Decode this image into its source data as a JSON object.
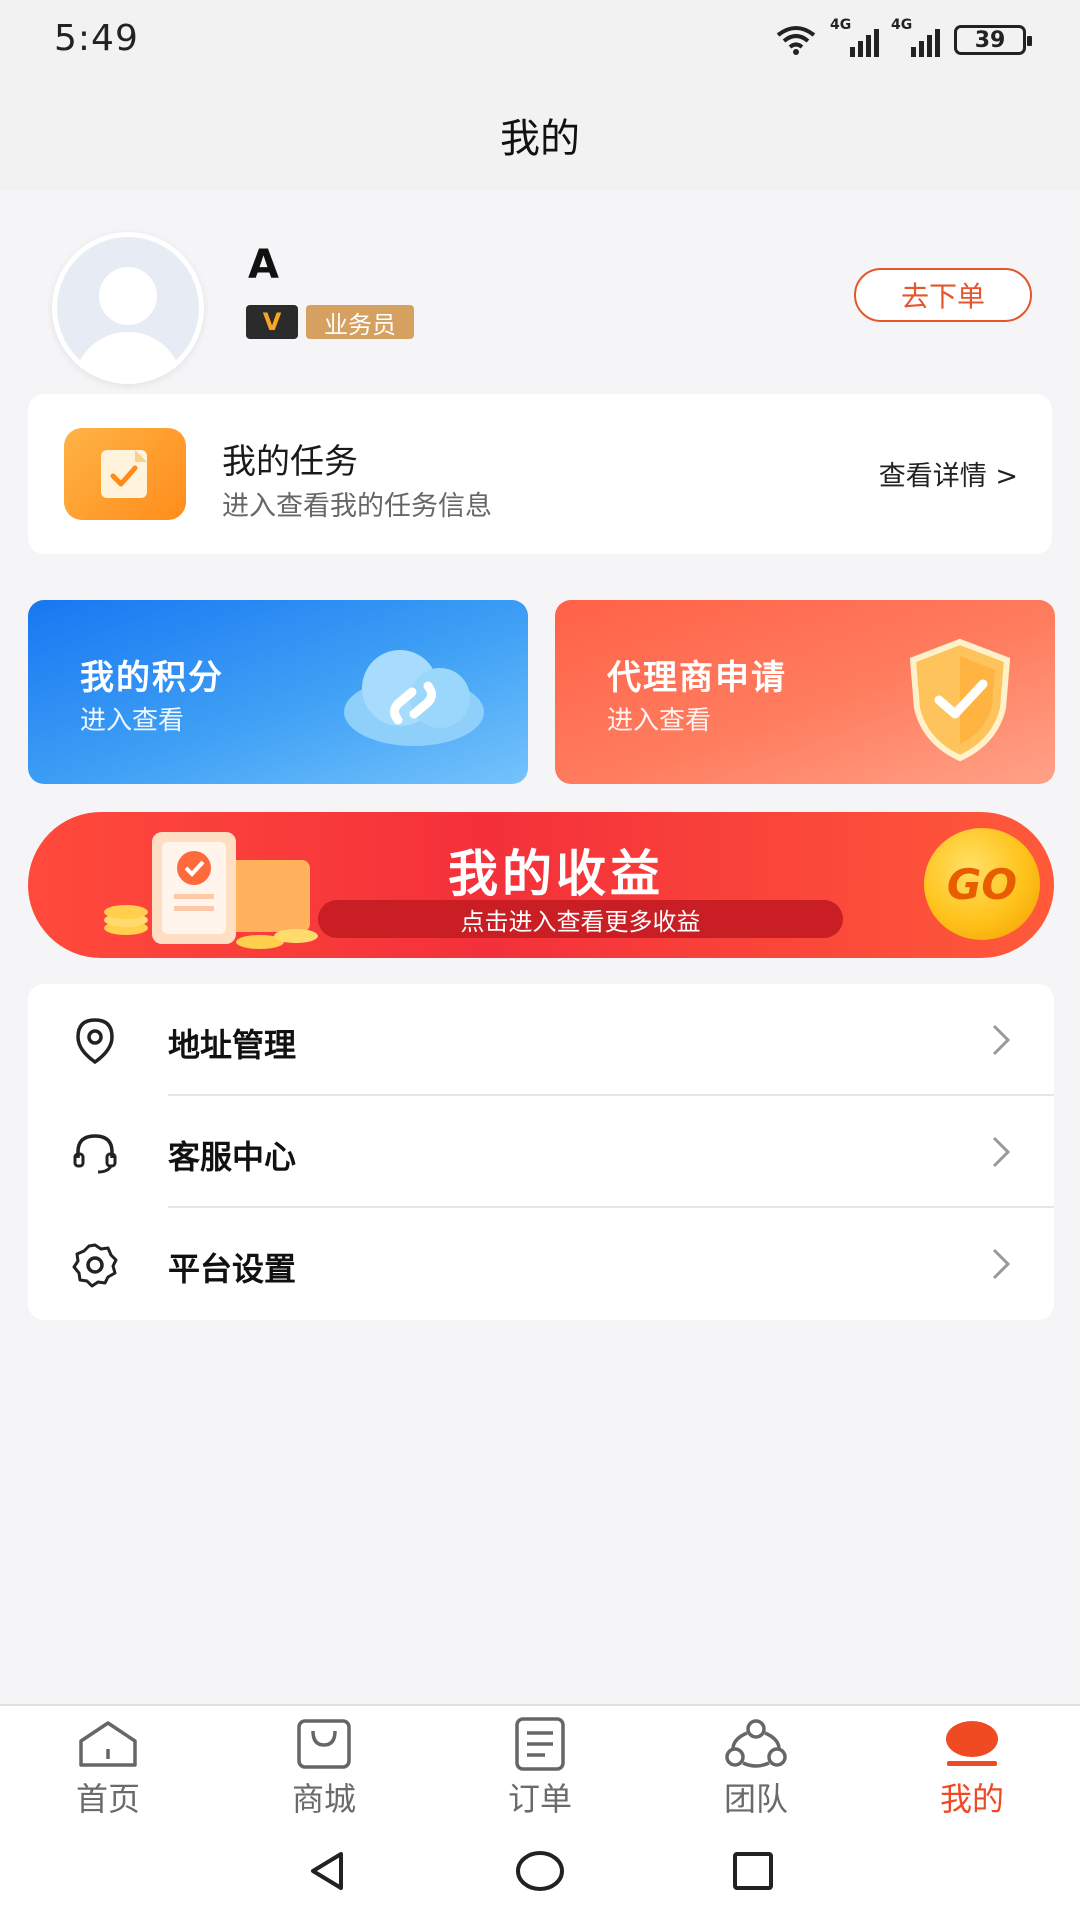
{
  "status_bar": {
    "time": "5:49",
    "network1": "4G",
    "network2": "4G",
    "battery": "39"
  },
  "header": {
    "title": "我的"
  },
  "profile": {
    "name": "A",
    "level_badge": "V",
    "role": "业务员",
    "order_button": "去下单"
  },
  "task": {
    "title": "我的任务",
    "subtitle": "进入查看我的任务信息",
    "detail_link": "查看详情 >"
  },
  "promos": {
    "points": {
      "title": "我的积分",
      "subtitle": "进入查看"
    },
    "agent": {
      "title": "代理商申请",
      "subtitle": "进入查看"
    }
  },
  "earnings": {
    "title": "我的收益",
    "subtitle": "点击进入查看更多收益",
    "go": "GO"
  },
  "menu": [
    {
      "label": "地址管理",
      "icon": "location-pin-icon"
    },
    {
      "label": "客服中心",
      "icon": "headset-icon"
    },
    {
      "label": "平台设置",
      "icon": "gear-icon"
    }
  ],
  "tabbar": {
    "items": [
      {
        "label": "首页",
        "icon": "home-icon",
        "active": false
      },
      {
        "label": "商城",
        "icon": "shopping-bag-icon",
        "active": false
      },
      {
        "label": "订单",
        "icon": "order-list-icon",
        "active": false
      },
      {
        "label": "团队",
        "icon": "team-icon",
        "active": false
      },
      {
        "label": "我的",
        "icon": "profile-icon",
        "active": true
      }
    ]
  },
  "colors": {
    "accent": "#f04a22",
    "points_card": "#1877f2",
    "agent_card": "#ff6147",
    "earnings_banner": "#f4303a",
    "role_badge": "#d5a060"
  }
}
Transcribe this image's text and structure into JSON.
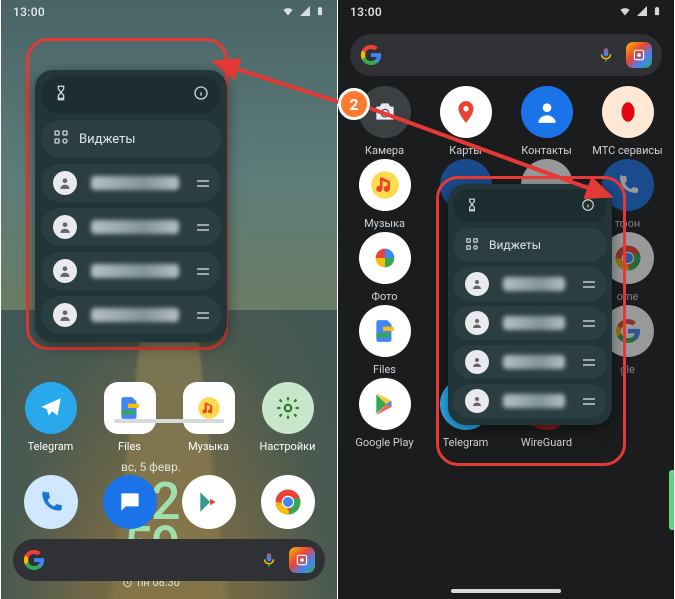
{
  "status": {
    "time": "13:00"
  },
  "popup": {
    "widgets_label": "Виджеты"
  },
  "clock": {
    "date_line": "вс, 5 февр.",
    "time_top": "22",
    "time_bottom": "59",
    "alarm": "пн 08:30"
  },
  "left_home_apps": [
    {
      "label": "Telegram"
    },
    {
      "label": "Files"
    },
    {
      "label": "Музыка"
    },
    {
      "label": "Настройки"
    }
  ],
  "right_apps": {
    "row1": [
      "Камера",
      "Карты",
      "Контакты",
      "МТС сервисы"
    ],
    "row2": [
      "Музыка",
      "",
      "",
      "тфон"
    ],
    "row3": [
      "Фото",
      "",
      "",
      "ome"
    ],
    "row4": [
      "Files",
      "",
      "",
      "gle"
    ],
    "row5": [
      "Google Play",
      "Telegram",
      "WireGuard",
      ""
    ]
  },
  "annotation": {
    "step_number": "2"
  }
}
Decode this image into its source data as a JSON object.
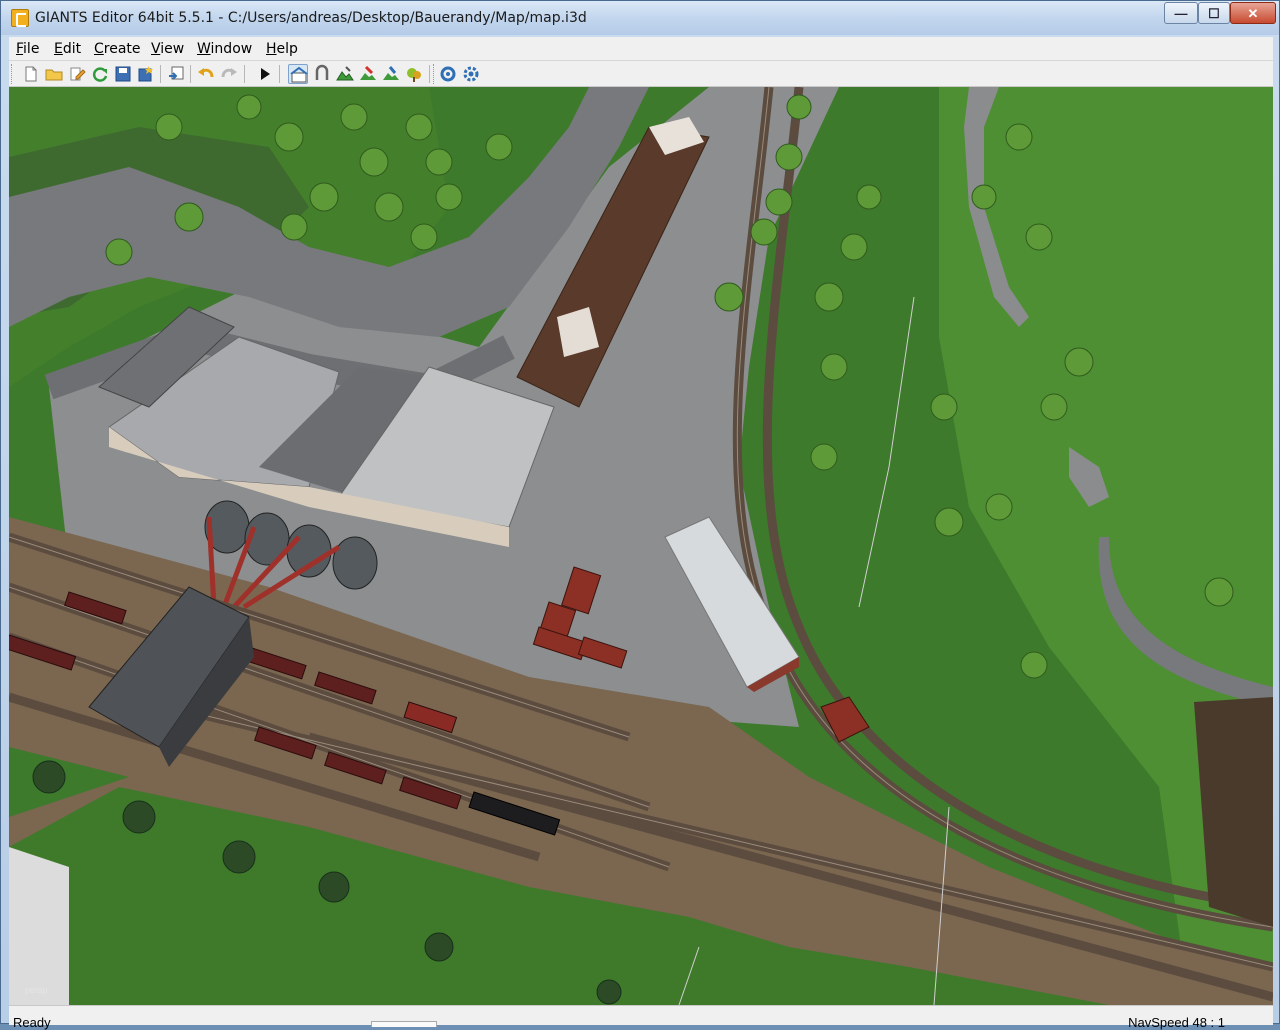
{
  "window": {
    "title": "GIANTS Editor 64bit 5.5.1 - C:/Users/andreas/Desktop/Bauerandy/Map/map.i3d",
    "min_glyph": "—",
    "max_glyph": "☐",
    "close_glyph": "✕"
  },
  "menu": {
    "items": [
      {
        "first": "F",
        "rest": "ile"
      },
      {
        "first": "E",
        "rest": "dit"
      },
      {
        "first": "C",
        "rest": "reate"
      },
      {
        "first": "V",
        "rest": "iew"
      },
      {
        "first": "W",
        "rest": "indow"
      },
      {
        "first": "H",
        "rest": "elp"
      }
    ]
  },
  "toolbar": {
    "buttons": [
      {
        "icon": "new-file-icon"
      },
      {
        "icon": "open-folder-icon"
      },
      {
        "icon": "edit-script-icon"
      },
      {
        "icon": "reload-icon"
      },
      {
        "icon": "save-icon"
      },
      {
        "icon": "save-as-icon"
      },
      {
        "icon": "import-icon"
      },
      {
        "icon": "undo-icon"
      },
      {
        "icon": "redo-icon"
      },
      {
        "icon": "play-icon"
      },
      {
        "icon": "select-mode-icon"
      },
      {
        "icon": "move-mode-icon"
      },
      {
        "icon": "terrain-sculpt-icon"
      },
      {
        "icon": "terrain-paint-icon"
      },
      {
        "icon": "foliage-paint-icon"
      },
      {
        "icon": "placement-icon"
      },
      {
        "icon": "rotate-camera-icon"
      },
      {
        "icon": "settings-icon"
      }
    ],
    "accent": "#2f6fb5"
  },
  "viewport": {
    "camera_label": "persp",
    "colors": {
      "grass": "#3f7a2a",
      "gravel": "#8a8c8e",
      "dirt": "#7a6450",
      "road": "#6e7073"
    }
  },
  "status": {
    "left": "Ready",
    "right": "NavSpeed 48 : 1"
  }
}
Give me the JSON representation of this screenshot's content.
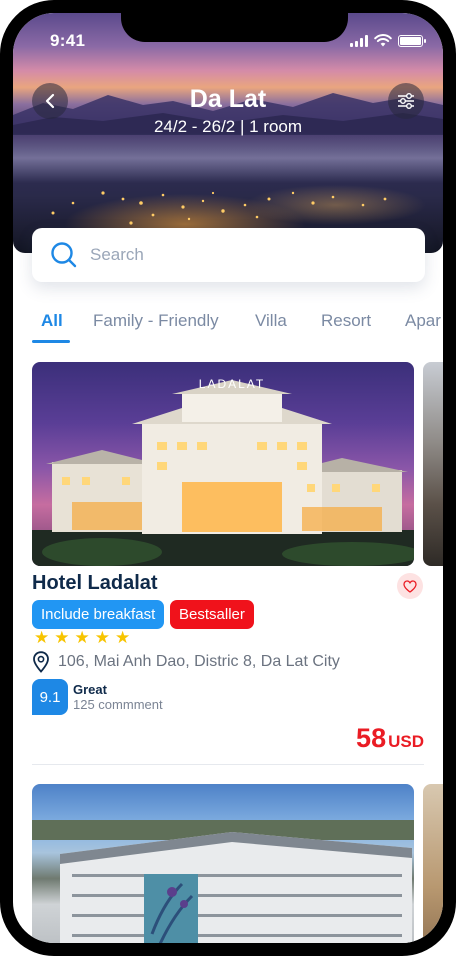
{
  "status_bar": {
    "time": "9:41"
  },
  "header": {
    "title": "Da Lat",
    "subtitle": "24/2 - 26/2 | 1 room"
  },
  "search": {
    "placeholder": "Search"
  },
  "tabs": [
    {
      "label": "All",
      "active": true
    },
    {
      "label": "Family - Friendly",
      "active": false
    },
    {
      "label": "Villa",
      "active": false
    },
    {
      "label": "Resort",
      "active": false
    },
    {
      "label": "Apar",
      "active": false
    }
  ],
  "hotels": [
    {
      "image_sign": "LADALAT",
      "name": "Hotel Ladalat",
      "badges": [
        {
          "label": "Include breakfast",
          "color": "#2196f3"
        },
        {
          "label": "Bestsaller",
          "color": "#f0121b"
        }
      ],
      "stars": 5,
      "address": "106, Mai Anh Dao, Distric 8, Da Lat City",
      "score": "9.1",
      "rating_word": "Great",
      "rating_count": "125 commment",
      "price": "58",
      "currency": "USD"
    }
  ],
  "colors": {
    "accent": "#1e88e5",
    "price": "#ea1c24",
    "star": "#f7c400",
    "title": "#0f2a4a"
  }
}
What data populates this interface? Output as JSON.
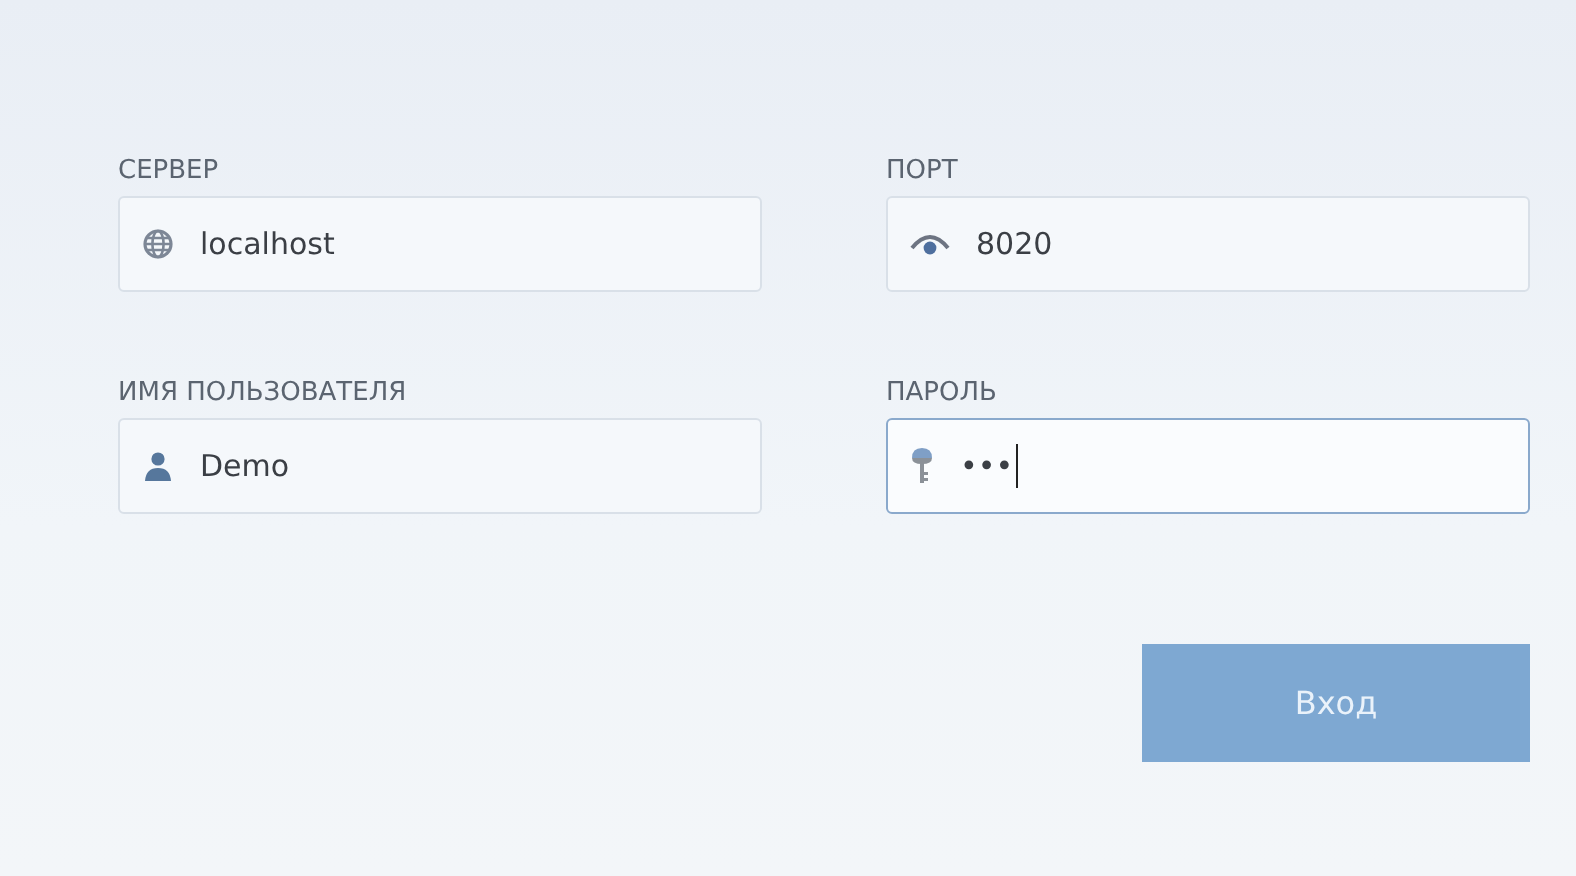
{
  "fields": [
    {
      "label": "СЕРВЕР",
      "kind": "globe",
      "value": "localhost",
      "focused": false
    },
    {
      "label": "ПОРТ",
      "kind": "eye",
      "value": "8020",
      "focused": false
    },
    {
      "label": "ИМЯ ПОЛЬЗОВАТЕЛЯ",
      "kind": "user",
      "value": "Demo",
      "focused": false
    },
    {
      "label": "ПАРОЛЬ",
      "kind": "key",
      "value": "•••",
      "focused": true
    }
  ],
  "button": {
    "label": "Вход",
    "disabled": true
  }
}
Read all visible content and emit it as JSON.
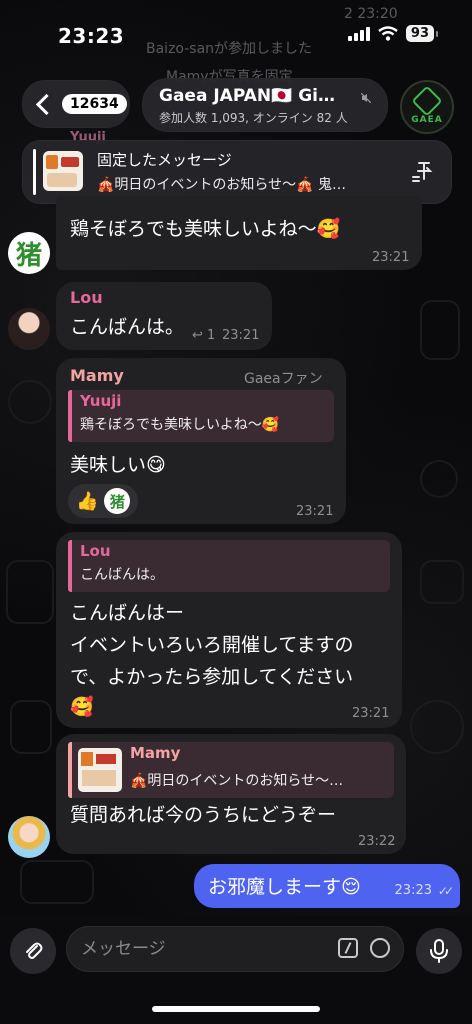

-=-=-=-=-

* Your goal:
Pull out each line of the records holding the string "kind".

* Exercise result:
      "kind": "globe",
      "kind": "eye",
      "kind": "user",
      "kind": "key",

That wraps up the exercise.